Set exercise: Could you render every line of the records below as a JSON list of strings, one string per line, leaving out blank lines?

(Data lines)
○ ○ ○ ○
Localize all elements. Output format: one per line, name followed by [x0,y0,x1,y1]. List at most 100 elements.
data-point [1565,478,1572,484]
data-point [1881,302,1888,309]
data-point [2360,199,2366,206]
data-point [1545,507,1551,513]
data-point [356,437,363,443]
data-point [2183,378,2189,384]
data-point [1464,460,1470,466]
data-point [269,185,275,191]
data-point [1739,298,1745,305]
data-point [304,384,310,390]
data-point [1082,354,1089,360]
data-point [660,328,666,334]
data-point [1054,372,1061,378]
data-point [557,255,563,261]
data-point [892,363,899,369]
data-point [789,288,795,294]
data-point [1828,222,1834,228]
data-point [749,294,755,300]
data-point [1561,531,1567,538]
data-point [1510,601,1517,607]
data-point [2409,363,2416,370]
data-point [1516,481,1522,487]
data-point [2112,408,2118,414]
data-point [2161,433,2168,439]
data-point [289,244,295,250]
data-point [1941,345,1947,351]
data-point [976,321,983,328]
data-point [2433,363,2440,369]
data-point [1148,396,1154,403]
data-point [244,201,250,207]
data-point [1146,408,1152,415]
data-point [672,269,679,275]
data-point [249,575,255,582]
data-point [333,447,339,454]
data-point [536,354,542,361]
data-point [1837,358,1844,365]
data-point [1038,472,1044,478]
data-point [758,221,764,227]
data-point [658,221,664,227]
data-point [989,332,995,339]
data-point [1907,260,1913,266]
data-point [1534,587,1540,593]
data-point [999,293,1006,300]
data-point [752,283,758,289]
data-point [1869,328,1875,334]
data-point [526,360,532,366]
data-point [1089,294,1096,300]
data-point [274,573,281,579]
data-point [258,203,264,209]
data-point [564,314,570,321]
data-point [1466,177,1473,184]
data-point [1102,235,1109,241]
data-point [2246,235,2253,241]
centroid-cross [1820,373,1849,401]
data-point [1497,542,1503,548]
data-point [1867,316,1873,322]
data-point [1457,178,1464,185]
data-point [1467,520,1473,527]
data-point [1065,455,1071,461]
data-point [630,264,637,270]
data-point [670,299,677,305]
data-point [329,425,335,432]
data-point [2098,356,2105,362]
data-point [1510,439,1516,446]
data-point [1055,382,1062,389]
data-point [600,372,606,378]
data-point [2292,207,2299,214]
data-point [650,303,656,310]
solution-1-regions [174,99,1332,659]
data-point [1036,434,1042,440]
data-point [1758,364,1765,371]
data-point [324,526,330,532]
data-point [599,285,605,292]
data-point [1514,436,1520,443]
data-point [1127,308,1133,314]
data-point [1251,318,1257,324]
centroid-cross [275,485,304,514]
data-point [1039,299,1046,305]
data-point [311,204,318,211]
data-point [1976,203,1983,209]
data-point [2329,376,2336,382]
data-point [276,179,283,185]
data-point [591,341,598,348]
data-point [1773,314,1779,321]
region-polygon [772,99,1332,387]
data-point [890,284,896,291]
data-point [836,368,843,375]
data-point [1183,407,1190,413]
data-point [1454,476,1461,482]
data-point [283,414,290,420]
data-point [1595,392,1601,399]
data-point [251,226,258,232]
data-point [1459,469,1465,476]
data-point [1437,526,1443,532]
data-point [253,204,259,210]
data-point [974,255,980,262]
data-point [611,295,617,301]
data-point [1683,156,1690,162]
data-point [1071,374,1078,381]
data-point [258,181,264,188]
○ ○ ○ ○
Response:
[
  "Localize all elements. Output format: one per line, name followed by [x0,y0,x1,y1]. List at most 100 elements.",
  "data-point [1565,478,1572,484]",
  "data-point [1881,302,1888,309]",
  "data-point [2360,199,2366,206]",
  "data-point [1545,507,1551,513]",
  "data-point [356,437,363,443]",
  "data-point [2183,378,2189,384]",
  "data-point [1464,460,1470,466]",
  "data-point [269,185,275,191]",
  "data-point [1739,298,1745,305]",
  "data-point [304,384,310,390]",
  "data-point [1082,354,1089,360]",
  "data-point [660,328,666,334]",
  "data-point [1054,372,1061,378]",
  "data-point [557,255,563,261]",
  "data-point [892,363,899,369]",
  "data-point [789,288,795,294]",
  "data-point [1828,222,1834,228]",
  "data-point [749,294,755,300]",
  "data-point [1561,531,1567,538]",
  "data-point [1510,601,1517,607]",
  "data-point [2409,363,2416,370]",
  "data-point [1516,481,1522,487]",
  "data-point [2112,408,2118,414]",
  "data-point [2161,433,2168,439]",
  "data-point [289,244,295,250]",
  "data-point [1941,345,1947,351]",
  "data-point [976,321,983,328]",
  "data-point [2433,363,2440,369]",
  "data-point [1148,396,1154,403]",
  "data-point [244,201,250,207]",
  "data-point [1146,408,1152,415]",
  "data-point [672,269,679,275]",
  "data-point [249,575,255,582]",
  "data-point [333,447,339,454]",
  "data-point [536,354,542,361]",
  "data-point [1837,358,1844,365]",
  "data-point [1038,472,1044,478]",
  "data-point [758,221,764,227]",
  "data-point [658,221,664,227]",
  "data-point [989,332,995,339]",
  "data-point [1907,260,1913,266]",
  "data-point [1534,587,1540,593]",
  "data-point [999,293,1006,300]",
  "data-point [752,283,758,289]",
  "data-point [1869,328,1875,334]",
  "data-point [526,360,532,366]",
  "data-point [1089,294,1096,300]",
  "data-point [274,573,281,579]",
  "data-point [258,203,264,209]",
  "data-point [564,314,570,321]",
  "data-point [1466,177,1473,184]",
  "data-point [1102,235,1109,241]",
  "data-point [2246,235,2253,241]",
  "centroid-cross [1820,373,1849,401]",
  "data-point [1497,542,1503,548]",
  "data-point [1867,316,1873,322]",
  "data-point [1457,178,1464,185]",
  "data-point [1467,520,1473,527]",
  "data-point [1065,455,1071,461]",
  "data-point [630,264,637,270]",
  "data-point [670,299,677,305]",
  "data-point [329,425,335,432]",
  "data-point [2098,356,2105,362]",
  "data-point [1510,439,1516,446]",
  "data-point [1055,382,1062,389]",
  "data-point [600,372,606,378]",
  "data-point [2292,207,2299,214]",
  "data-point [650,303,656,310]",
  "solution-1-regions [174,99,1332,659]",
  "data-point [1036,434,1042,440]",
  "data-point [1758,364,1765,371]",
  "data-point [324,526,330,532]",
  "data-point [599,285,605,292]",
  "data-point [1514,436,1520,443]",
  "data-point [1127,308,1133,314]",
  "data-point [1251,318,1257,324]",
  "centroid-cross [275,485,304,514]",
  "data-point [1039,299,1046,305]",
  "data-point [311,204,318,211]",
  "data-point [1976,203,1983,209]",
  "data-point [2329,376,2336,382]",
  "data-point [276,179,283,185]",
  "data-point [591,341,598,348]",
  "data-point [1773,314,1779,321]",
  "region-polygon [772,99,1332,387]",
  "data-point [890,284,896,291]",
  "data-point [836,368,843,375]",
  "data-point [1183,407,1190,413]",
  "data-point [1454,476,1461,482]",
  "data-point [283,414,290,420]",
  "data-point [1595,392,1601,399]",
  "data-point [251,226,258,232]",
  "data-point [1459,469,1465,476]",
  "data-point [1437,526,1443,532]",
  "data-point [253,204,259,210]",
  "data-point [974,255,980,262]",
  "data-point [611,295,617,301]",
  "data-point [1683,156,1690,162]",
  "data-point [1071,374,1078,381]",
  "data-point [258,181,264,188]"
]